From the entries below, gather each line containing the word "name".

Entries supplied:
_____

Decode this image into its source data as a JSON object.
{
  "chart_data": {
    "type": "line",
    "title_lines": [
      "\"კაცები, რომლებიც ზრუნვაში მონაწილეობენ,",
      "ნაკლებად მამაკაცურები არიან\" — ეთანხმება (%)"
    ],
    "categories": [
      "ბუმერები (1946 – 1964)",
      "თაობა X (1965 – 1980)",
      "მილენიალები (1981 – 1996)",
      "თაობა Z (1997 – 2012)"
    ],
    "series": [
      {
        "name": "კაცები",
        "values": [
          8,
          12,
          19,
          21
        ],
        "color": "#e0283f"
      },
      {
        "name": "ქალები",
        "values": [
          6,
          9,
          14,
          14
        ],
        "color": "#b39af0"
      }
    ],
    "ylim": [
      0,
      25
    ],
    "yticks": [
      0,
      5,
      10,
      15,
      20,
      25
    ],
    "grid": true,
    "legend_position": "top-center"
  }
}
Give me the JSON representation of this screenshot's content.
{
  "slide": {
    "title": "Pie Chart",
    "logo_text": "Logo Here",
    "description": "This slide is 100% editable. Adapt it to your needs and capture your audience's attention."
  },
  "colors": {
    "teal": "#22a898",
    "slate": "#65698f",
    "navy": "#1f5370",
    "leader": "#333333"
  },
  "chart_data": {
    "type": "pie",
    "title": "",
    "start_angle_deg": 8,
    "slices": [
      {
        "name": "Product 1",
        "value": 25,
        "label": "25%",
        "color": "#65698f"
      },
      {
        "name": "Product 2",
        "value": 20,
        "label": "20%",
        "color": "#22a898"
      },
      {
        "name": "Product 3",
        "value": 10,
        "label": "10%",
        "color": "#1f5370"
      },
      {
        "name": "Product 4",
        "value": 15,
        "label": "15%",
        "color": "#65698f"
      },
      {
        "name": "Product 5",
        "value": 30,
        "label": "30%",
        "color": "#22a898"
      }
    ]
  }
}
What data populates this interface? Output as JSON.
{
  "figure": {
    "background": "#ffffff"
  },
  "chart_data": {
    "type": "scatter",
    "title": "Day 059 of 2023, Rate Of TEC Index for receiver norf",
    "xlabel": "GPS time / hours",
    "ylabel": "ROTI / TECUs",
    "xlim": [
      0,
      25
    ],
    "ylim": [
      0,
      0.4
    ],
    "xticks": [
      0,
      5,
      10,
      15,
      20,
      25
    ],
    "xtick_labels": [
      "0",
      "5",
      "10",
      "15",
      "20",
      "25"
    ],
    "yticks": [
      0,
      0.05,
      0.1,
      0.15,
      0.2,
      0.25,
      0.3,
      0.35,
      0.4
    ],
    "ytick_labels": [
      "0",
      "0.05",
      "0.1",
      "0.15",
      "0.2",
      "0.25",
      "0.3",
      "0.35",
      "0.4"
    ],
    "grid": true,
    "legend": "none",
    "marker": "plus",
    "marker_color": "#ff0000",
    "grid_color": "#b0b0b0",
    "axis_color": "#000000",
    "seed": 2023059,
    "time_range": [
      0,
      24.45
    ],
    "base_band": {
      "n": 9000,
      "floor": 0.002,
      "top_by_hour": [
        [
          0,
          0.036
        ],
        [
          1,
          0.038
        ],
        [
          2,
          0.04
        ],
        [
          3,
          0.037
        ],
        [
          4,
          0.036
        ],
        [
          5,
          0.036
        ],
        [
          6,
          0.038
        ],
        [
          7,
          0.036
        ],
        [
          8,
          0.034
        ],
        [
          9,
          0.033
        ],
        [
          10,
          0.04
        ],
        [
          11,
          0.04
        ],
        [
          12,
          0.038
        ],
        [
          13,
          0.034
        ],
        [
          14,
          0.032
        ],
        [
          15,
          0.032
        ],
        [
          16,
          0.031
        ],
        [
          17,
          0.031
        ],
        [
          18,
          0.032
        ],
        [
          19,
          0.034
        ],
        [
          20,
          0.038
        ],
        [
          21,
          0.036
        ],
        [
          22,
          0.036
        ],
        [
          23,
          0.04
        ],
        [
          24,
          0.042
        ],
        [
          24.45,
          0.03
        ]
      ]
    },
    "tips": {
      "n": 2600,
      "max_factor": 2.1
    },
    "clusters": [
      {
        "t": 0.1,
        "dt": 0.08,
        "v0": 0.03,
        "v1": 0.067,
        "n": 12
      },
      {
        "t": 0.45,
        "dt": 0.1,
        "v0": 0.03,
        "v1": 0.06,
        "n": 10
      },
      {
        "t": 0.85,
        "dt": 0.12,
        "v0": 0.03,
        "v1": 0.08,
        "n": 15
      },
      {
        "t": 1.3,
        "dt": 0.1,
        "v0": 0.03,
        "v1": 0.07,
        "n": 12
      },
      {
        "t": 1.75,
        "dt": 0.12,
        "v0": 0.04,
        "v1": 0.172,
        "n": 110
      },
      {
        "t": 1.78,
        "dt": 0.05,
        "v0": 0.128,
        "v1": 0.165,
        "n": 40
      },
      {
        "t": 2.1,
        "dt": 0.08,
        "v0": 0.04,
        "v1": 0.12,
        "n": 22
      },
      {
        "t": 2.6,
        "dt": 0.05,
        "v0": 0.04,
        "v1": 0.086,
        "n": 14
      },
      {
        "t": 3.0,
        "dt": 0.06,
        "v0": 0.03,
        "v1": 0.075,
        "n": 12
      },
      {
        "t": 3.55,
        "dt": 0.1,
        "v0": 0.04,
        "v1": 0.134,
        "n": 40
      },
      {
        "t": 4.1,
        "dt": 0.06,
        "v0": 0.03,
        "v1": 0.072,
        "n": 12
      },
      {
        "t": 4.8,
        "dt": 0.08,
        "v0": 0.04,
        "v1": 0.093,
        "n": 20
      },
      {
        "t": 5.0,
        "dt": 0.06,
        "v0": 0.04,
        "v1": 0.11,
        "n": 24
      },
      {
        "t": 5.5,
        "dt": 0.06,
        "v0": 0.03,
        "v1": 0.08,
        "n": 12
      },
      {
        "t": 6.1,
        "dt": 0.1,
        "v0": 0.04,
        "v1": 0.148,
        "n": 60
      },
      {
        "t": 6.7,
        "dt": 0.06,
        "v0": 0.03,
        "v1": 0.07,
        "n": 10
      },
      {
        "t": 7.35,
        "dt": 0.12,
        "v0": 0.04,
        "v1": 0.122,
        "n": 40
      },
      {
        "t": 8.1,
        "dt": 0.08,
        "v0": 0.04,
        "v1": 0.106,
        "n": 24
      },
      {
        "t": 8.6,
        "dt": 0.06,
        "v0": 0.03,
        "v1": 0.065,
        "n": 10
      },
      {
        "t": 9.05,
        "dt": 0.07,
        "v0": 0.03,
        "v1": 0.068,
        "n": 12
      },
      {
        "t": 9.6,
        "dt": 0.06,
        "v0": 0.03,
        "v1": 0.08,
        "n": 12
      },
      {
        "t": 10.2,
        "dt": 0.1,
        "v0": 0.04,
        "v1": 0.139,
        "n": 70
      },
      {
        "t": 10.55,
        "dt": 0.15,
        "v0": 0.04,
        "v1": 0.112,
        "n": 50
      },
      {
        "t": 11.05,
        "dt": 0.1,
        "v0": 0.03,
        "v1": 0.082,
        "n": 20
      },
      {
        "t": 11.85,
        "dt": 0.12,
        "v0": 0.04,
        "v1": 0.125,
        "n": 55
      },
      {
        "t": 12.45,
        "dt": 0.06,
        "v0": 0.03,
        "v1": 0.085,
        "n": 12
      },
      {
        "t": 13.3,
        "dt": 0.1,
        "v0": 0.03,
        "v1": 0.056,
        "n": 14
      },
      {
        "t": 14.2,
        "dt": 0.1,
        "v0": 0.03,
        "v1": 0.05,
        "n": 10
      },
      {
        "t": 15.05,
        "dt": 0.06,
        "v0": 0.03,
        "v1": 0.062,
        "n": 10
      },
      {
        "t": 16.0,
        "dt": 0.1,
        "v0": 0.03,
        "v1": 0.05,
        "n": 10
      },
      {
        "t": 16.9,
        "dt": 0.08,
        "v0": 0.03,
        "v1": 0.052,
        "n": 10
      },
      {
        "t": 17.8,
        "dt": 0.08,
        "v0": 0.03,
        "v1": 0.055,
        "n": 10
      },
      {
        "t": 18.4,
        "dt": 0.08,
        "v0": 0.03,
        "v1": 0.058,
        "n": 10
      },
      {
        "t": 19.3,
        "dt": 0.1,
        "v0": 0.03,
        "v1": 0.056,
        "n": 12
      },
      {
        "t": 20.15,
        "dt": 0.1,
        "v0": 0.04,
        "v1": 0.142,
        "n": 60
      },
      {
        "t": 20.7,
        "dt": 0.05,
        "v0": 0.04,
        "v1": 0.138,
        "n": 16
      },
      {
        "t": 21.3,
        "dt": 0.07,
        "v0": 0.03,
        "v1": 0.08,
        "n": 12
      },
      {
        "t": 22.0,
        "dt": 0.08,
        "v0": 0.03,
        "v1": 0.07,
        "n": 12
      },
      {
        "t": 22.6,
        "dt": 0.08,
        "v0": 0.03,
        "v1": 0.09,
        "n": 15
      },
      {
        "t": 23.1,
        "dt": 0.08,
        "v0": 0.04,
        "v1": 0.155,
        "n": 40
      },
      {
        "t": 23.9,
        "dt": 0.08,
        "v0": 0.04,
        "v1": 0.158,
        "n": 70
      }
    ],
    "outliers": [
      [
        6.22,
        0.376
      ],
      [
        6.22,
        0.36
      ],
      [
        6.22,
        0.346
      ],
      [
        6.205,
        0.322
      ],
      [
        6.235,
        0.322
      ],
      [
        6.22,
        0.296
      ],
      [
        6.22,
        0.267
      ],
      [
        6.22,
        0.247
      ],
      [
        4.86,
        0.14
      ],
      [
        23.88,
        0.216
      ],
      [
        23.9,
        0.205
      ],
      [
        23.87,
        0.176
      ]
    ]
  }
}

_____

Expected output:
        "name": "კაცები",
        "name": "ქალები",
        "name": "Product 1",
        "name": "Product 2",
        "name": "Product 3",
        "name": "Product 4",
        "name": "Product 5",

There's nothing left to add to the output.